*STATED EXERCISE:*
Scan the records for the word "Tragblätter". Copy each line that includes it.

*MATERIAL FOR THIS TASK:*
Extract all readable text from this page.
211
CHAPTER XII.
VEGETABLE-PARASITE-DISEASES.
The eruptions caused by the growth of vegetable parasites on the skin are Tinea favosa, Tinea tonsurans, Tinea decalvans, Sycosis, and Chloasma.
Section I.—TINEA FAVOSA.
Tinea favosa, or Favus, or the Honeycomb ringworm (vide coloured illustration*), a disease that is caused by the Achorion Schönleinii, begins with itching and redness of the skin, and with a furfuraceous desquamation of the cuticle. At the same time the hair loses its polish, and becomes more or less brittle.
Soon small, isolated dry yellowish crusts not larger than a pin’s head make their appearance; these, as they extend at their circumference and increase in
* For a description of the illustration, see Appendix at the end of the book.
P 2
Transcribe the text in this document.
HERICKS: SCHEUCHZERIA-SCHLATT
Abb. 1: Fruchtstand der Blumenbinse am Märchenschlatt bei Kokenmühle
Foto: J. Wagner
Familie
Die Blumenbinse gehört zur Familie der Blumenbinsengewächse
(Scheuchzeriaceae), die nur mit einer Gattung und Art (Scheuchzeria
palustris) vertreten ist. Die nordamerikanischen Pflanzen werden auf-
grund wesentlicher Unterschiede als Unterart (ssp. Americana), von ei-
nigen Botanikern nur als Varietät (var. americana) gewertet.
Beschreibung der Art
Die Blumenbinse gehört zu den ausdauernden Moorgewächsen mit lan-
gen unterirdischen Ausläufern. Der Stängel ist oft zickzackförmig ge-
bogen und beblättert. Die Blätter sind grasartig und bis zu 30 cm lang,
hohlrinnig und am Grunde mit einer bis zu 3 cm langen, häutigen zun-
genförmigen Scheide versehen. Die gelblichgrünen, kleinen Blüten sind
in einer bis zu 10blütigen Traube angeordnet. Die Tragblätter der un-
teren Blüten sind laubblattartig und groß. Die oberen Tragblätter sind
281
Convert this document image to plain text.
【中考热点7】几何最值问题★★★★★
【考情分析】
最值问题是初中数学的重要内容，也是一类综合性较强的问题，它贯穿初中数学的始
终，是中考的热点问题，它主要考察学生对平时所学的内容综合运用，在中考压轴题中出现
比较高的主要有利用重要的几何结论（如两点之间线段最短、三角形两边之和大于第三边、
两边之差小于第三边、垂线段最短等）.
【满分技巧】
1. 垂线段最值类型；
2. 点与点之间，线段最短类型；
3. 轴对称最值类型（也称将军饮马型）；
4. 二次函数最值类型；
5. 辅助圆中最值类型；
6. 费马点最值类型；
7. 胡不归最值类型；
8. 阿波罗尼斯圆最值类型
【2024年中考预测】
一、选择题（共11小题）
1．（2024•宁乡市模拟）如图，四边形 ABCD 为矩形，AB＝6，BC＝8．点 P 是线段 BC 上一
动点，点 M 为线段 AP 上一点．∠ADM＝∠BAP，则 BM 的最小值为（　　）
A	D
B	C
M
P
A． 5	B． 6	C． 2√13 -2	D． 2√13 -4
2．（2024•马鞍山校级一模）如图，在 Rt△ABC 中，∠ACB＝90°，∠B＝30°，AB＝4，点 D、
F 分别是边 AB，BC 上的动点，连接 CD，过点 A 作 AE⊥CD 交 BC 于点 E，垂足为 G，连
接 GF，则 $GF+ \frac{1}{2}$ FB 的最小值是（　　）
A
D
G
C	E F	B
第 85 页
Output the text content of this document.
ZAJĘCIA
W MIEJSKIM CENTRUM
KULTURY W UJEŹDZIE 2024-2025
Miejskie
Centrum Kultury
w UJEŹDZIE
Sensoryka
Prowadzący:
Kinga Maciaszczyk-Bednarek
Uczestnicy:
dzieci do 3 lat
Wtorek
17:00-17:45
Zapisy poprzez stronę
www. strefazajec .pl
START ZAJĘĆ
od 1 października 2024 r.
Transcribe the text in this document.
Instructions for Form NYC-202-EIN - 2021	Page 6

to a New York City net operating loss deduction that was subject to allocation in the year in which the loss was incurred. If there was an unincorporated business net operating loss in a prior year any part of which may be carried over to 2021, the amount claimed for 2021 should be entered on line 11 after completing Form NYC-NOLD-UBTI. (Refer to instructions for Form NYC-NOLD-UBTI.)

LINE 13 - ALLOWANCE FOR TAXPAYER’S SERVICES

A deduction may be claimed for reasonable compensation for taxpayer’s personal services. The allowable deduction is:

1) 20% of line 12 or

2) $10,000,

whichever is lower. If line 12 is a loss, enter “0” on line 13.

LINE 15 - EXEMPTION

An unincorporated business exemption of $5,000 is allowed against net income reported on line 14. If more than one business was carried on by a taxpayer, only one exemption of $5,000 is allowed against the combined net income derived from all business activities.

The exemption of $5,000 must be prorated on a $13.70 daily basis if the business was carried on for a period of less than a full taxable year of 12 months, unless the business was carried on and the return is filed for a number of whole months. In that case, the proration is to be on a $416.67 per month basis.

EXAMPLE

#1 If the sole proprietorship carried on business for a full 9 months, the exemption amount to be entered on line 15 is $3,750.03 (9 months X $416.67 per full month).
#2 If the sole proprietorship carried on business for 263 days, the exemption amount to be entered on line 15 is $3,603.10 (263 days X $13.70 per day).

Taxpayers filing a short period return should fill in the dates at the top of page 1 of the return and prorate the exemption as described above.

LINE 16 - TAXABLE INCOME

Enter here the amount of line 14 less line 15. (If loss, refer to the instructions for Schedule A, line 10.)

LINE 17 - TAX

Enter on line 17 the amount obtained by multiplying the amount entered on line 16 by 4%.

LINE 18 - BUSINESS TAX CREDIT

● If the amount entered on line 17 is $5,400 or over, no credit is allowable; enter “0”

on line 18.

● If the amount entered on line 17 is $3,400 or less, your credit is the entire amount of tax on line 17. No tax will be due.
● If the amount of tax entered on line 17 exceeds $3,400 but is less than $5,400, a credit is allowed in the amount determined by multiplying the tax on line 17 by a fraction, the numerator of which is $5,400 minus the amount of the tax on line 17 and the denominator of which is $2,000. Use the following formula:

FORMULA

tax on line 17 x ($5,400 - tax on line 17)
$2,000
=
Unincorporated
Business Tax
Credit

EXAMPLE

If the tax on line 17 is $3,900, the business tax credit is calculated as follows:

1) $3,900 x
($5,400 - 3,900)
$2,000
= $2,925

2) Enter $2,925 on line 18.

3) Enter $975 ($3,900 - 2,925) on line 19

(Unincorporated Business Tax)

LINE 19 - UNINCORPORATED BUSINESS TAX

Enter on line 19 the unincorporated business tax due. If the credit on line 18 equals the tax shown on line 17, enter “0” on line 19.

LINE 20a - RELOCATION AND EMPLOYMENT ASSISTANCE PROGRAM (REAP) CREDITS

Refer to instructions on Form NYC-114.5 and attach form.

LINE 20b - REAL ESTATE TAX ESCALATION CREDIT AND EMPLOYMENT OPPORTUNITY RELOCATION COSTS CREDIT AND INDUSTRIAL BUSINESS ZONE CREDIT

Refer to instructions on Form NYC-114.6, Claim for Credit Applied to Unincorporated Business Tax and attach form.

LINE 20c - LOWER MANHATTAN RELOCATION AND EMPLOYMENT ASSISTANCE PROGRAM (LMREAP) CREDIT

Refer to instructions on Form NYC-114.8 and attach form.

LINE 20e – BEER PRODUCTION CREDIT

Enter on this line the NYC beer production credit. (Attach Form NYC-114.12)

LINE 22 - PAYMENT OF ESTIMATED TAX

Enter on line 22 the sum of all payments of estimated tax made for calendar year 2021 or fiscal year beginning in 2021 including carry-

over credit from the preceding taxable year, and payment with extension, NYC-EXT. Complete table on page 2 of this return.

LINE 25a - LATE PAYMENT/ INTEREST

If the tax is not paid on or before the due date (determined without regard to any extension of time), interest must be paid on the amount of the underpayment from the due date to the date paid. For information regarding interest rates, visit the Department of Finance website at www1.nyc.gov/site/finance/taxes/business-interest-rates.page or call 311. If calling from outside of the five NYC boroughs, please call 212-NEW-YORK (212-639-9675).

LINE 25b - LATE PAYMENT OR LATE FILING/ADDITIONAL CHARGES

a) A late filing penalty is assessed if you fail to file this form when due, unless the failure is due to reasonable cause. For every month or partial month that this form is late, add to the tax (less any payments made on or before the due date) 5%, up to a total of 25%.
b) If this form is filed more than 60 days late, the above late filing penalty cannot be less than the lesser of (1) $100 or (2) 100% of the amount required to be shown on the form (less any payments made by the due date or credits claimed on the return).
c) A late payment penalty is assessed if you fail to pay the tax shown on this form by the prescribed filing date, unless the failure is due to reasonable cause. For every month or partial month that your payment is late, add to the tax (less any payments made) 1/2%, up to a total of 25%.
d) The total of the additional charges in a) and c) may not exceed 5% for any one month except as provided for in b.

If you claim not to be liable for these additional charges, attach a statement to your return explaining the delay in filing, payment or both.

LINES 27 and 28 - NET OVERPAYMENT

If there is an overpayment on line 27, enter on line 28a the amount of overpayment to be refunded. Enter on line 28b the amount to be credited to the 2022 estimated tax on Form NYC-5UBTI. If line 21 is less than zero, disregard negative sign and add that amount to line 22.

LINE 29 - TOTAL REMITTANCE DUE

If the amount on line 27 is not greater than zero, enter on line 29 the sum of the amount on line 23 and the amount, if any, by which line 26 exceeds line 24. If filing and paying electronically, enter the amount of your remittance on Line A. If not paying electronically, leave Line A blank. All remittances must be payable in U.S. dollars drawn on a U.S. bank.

*WORKED ANSWER:*
in einer bis zu 10blütigen Traube angeordnet. Die Tragblätter der un-
teren Blüten sind laubblattartig und groß. Die oberen Tragblätter sind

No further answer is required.